[Stored data]
_ _ _
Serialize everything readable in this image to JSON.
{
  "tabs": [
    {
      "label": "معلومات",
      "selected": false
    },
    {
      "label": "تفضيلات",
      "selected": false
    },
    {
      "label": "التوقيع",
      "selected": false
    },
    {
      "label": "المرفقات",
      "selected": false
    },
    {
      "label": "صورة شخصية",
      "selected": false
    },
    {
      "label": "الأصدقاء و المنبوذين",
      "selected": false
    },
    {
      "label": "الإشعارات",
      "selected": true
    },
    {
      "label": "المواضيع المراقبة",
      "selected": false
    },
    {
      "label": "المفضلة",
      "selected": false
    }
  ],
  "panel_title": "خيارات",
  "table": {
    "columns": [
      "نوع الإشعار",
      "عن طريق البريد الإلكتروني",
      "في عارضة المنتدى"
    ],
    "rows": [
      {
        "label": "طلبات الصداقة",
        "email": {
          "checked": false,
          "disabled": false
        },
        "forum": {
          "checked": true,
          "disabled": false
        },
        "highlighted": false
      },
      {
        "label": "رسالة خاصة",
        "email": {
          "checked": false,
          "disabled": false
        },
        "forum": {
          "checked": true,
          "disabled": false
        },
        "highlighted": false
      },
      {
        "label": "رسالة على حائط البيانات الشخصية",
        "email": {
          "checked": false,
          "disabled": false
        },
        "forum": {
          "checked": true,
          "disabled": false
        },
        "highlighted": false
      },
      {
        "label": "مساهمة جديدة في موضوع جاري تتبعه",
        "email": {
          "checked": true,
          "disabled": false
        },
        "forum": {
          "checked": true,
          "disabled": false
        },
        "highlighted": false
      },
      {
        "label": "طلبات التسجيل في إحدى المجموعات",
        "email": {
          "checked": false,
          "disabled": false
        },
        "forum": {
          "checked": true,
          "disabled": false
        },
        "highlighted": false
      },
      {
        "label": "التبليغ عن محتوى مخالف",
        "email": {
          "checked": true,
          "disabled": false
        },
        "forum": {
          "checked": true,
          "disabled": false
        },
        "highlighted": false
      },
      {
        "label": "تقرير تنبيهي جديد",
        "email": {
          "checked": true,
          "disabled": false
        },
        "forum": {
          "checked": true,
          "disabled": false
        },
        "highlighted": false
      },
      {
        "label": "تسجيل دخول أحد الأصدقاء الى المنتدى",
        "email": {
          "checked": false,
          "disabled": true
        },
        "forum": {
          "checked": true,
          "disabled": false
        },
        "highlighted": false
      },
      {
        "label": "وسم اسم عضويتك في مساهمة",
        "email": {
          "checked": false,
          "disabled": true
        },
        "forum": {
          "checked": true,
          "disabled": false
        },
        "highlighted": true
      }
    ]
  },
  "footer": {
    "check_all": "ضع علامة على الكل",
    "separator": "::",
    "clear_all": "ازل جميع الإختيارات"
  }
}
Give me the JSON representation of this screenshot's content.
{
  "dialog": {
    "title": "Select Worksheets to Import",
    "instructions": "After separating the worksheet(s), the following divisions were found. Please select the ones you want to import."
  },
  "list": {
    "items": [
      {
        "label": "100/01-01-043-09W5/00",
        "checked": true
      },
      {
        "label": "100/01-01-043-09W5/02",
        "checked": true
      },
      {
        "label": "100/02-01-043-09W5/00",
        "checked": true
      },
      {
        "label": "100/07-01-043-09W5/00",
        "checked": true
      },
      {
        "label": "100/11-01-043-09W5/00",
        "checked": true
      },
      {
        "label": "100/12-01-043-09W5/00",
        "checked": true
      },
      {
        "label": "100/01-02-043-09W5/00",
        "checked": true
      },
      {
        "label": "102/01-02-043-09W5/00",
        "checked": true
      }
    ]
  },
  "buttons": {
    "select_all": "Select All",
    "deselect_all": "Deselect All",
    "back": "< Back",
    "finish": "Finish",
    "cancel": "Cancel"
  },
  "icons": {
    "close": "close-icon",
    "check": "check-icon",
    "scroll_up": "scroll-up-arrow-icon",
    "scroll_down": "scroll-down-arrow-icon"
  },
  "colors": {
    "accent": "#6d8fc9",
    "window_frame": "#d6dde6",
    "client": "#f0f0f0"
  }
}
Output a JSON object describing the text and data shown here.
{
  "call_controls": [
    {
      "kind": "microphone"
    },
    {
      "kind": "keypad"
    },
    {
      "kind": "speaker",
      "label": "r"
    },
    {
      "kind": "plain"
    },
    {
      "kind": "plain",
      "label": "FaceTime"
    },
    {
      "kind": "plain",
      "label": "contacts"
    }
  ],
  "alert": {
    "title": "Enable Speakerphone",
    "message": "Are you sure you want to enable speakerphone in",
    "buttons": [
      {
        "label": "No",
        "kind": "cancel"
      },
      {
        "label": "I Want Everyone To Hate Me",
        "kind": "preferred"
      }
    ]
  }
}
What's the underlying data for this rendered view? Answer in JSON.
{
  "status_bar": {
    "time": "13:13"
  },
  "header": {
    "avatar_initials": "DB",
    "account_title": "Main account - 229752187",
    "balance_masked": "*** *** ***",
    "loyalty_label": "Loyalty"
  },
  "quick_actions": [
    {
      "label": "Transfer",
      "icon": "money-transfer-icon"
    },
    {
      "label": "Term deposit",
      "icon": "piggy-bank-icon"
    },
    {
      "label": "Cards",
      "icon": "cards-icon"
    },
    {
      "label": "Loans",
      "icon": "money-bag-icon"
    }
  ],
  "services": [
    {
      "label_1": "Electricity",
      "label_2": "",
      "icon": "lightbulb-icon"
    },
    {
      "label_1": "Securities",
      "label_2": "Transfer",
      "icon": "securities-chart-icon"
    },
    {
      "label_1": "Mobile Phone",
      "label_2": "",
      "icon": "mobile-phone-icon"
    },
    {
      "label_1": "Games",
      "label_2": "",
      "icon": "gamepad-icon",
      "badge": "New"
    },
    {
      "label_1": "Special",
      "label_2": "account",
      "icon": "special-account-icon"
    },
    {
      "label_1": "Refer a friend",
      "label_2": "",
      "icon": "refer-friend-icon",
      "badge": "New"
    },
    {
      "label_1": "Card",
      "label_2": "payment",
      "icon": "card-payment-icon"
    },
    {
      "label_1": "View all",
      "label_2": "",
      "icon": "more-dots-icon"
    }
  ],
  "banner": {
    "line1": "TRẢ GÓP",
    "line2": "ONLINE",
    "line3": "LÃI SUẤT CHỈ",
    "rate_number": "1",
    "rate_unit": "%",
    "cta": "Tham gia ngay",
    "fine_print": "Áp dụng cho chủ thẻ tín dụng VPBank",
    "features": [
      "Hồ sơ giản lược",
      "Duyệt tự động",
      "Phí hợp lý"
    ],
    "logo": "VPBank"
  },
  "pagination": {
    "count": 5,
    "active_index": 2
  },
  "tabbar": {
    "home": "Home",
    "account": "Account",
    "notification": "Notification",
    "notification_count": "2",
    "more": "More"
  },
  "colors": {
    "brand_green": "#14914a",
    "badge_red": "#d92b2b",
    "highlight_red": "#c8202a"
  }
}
_ _ _
WHAT YOU WILL DO: Print the whole listing exactly as it is.

COMPLETE RESPONSE:
Serialize everything readable in this image to JSON.
{
  "tabs": [
    {
      "label": "معلومات",
      "selected": false
    },
    {
      "label": "تفضيلات",
      "selected": false
    },
    {
      "label": "التوقيع",
      "selected": false
    },
    {
      "label": "المرفقات",
      "selected": false
    },
    {
      "label": "صورة شخصية",
      "selected": false
    },
    {
      "label": "الأصدقاء و المنبوذين",
      "selected": false
    },
    {
      "label": "الإشعارات",
      "selected": true
    },
    {
      "label": "المواضيع المراقبة",
      "selected": false
    },
    {
      "label": "المفضلة",
      "selected": false
    }
  ],
  "panel_title": "خيارات",
  "table": {
    "columns": [
      "نوع الإشعار",
      "عن طريق البريد الإلكتروني",
      "في عارضة المنتدى"
    ],
    "rows": [
      {
        "label": "طلبات الصداقة",
        "email": {
          "checked": false,
          "disabled": false
        },
        "forum": {
          "checked": true,
          "disabled": false
        },
        "highlighted": false
      },
      {
        "label": "رسالة خاصة",
        "email": {
          "checked": false,
          "disabled": false
        },
        "forum": {
          "checked": true,
          "disabled": false
        },
        "highlighted": false
      },
      {
        "label": "رسالة على حائط البيانات الشخصية",
        "email": {
          "checked": false,
          "disabled": false
        },
        "forum": {
          "checked": true,
          "disabled": false
        },
        "highlighted": false
      },
      {
        "label": "مساهمة جديدة في موضوع جاري تتبعه",
        "email": {
          "checked": true,
          "disabled": false
        },
        "forum": {
          "checked": true,
          "disabled": false
        },
        "highlighted": false
      },
      {
        "label": "طلبات التسجيل في إحدى المجموعات",
        "email": {
          "checked": false,
          "disabled": false
        },
        "forum": {
          "checked": true,
          "disabled": false
        },
        "highlighted": false
      },
      {
        "label": "التبليغ عن محتوى مخالف",
        "email": {
          "checked": true,
          "disabled": false
        },
        "forum": {
          "checked": true,
          "disabled": false
        },
        "highlighted": false
      },
      {
        "label": "تقرير تنبيهي جديد",
        "email": {
          "checked": true,
          "disabled": false
        },
        "forum": {
          "checked": true,
          "disabled": false
        },
        "highlighted": false
      },
      {
        "label": "تسجيل دخول أحد الأصدقاء الى المنتدى",
        "email": {
          "checked": false,
          "disabled": true
        },
        "forum": {
          "checked": true,
          "disabled": false
        },
        "highlighted": false
      },
      {
        "label": "وسم اسم عضويتك في مساهمة",
        "email": {
          "checked": false,
          "disabled": true
        },
        "forum": {
          "checked": true,
          "disabled": false
        },
        "highlighted": true
      }
    ]
  },
  "footer": {
    "check_all": "ضع علامة على الكل",
    "separator": "::",
    "clear_all": "ازل جميع الإختيارات"
  }
}
Give me the JSON representation of this screenshot's content.
{
  "dialog": {
    "title": "Select Worksheets to Import",
    "instructions": "After separating the worksheet(s), the following divisions were found. Please select the ones you want to import."
  },
  "list": {
    "items": [
      {
        "label": "100/01-01-043-09W5/00",
        "checked": true
      },
      {
        "label": "100/01-01-043-09W5/02",
        "checked": true
      },
      {
        "label": "100/02-01-043-09W5/00",
        "checked": true
      },
      {
        "label": "100/07-01-043-09W5/00",
        "checked": true
      },
      {
        "label": "100/11-01-043-09W5/00",
        "checked": true
      },
      {
        "label": "100/12-01-043-09W5/00",
        "checked": true
      },
      {
        "label": "100/01-02-043-09W5/00",
        "checked": true
      },
      {
        "label": "102/01-02-043-09W5/00",
        "checked": true
      }
    ]
  },
  "buttons": {
    "select_all": "Select All",
    "deselect_all": "Deselect All",
    "back": "< Back",
    "finish": "Finish",
    "cancel": "Cancel"
  },
  "icons": {
    "close": "close-icon",
    "check": "check-icon",
    "scroll_up": "scroll-up-arrow-icon",
    "scroll_down": "scroll-down-arrow-icon"
  },
  "colors": {
    "accent": "#6d8fc9",
    "window_frame": "#d6dde6",
    "client": "#f0f0f0"
  }
}
Output a JSON object describing the text and data shown here.
{
  "call_controls": [
    {
      "kind": "microphone"
    },
    {
      "kind": "keypad"
    },
    {
      "kind": "speaker",
      "label": "r"
    },
    {
      "kind": "plain"
    },
    {
      "kind": "plain",
      "label": "FaceTime"
    },
    {
      "kind": "plain",
      "label": "contacts"
    }
  ],
  "alert": {
    "title": "Enable Speakerphone",
    "message": "Are you sure you want to enable speakerphone in",
    "buttons": [
      {
        "label": "No",
        "kind": "cancel"
      },
      {
        "label": "I Want Everyone To Hate Me",
        "kind": "preferred"
      }
    ]
  }
}
What's the underlying data for this rendered view? Answer in JSON.
{
  "status_bar": {
    "time": "13:13"
  },
  "header": {
    "avatar_initials": "DB",
    "account_title": "Main account - 229752187",
    "balance_masked": "*** *** ***",
    "loyalty_label": "Loyalty"
  },
  "quick_actions": [
    {
      "label": "Transfer",
      "icon": "money-transfer-icon"
    },
    {
      "label": "Term deposit",
      "icon": "piggy-bank-icon"
    },
    {
      "label": "Cards",
      "icon": "cards-icon"
    },
    {
      "label": "Loans",
      "icon": "money-bag-icon"
    }
  ],
  "services": [
    {
      "label_1": "Electricity",
      "label_2": "",
      "icon": "lightbulb-icon"
    },
    {
      "label_1": "Securities",
      "label_2": "Transfer",
      "icon": "securities-chart-icon"
    },
    {
      "label_1": "Mobile Phone",
      "label_2": "",
      "icon": "mobile-phone-icon"
    },
    {
      "label_1": "Games",
      "label_2": "",
      "icon": "gamepad-icon",
      "badge": "New"
    },
    {
      "label_1": "Special",
      "label_2": "account",
      "icon": "special-account-icon"
    },
    {
      "label_1": "Refer a friend",
      "label_2": "",
      "icon": "refer-friend-icon",
      "badge": "New"
    },
    {
      "label_1": "Card",
      "label_2": "payment",
      "icon": "card-payment-icon"
    },
    {
      "label_1": "View all",
      "label_2": "",
      "icon": "more-dots-icon"
    }
  ],
  "banner": {
    "line1": "TRẢ GÓP",
    "line2": "ONLINE",
    "line3": "LÃI SUẤT CHỈ",
    "rate_number": "1",
    "rate_unit": "%",
    "cta": "Tham gia ngay",
    "fine_print": "Áp dụng cho chủ thẻ tín dụng VPBank",
    "features": [
      "Hồ sơ giản lược",
      "Duyệt tự động",
      "Phí hợp lý"
    ],
    "logo": "VPBank"
  },
  "pagination": {
    "count": 5,
    "active_index": 2
  },
  "tabbar": {
    "home": "Home",
    "account": "Account",
    "notification": "Notification",
    "notification_count": "2",
    "more": "More"
  },
  "colors": {
    "brand_green": "#14914a",
    "badge_red": "#d92b2b",
    "highlight_red": "#c8202a"
  }
}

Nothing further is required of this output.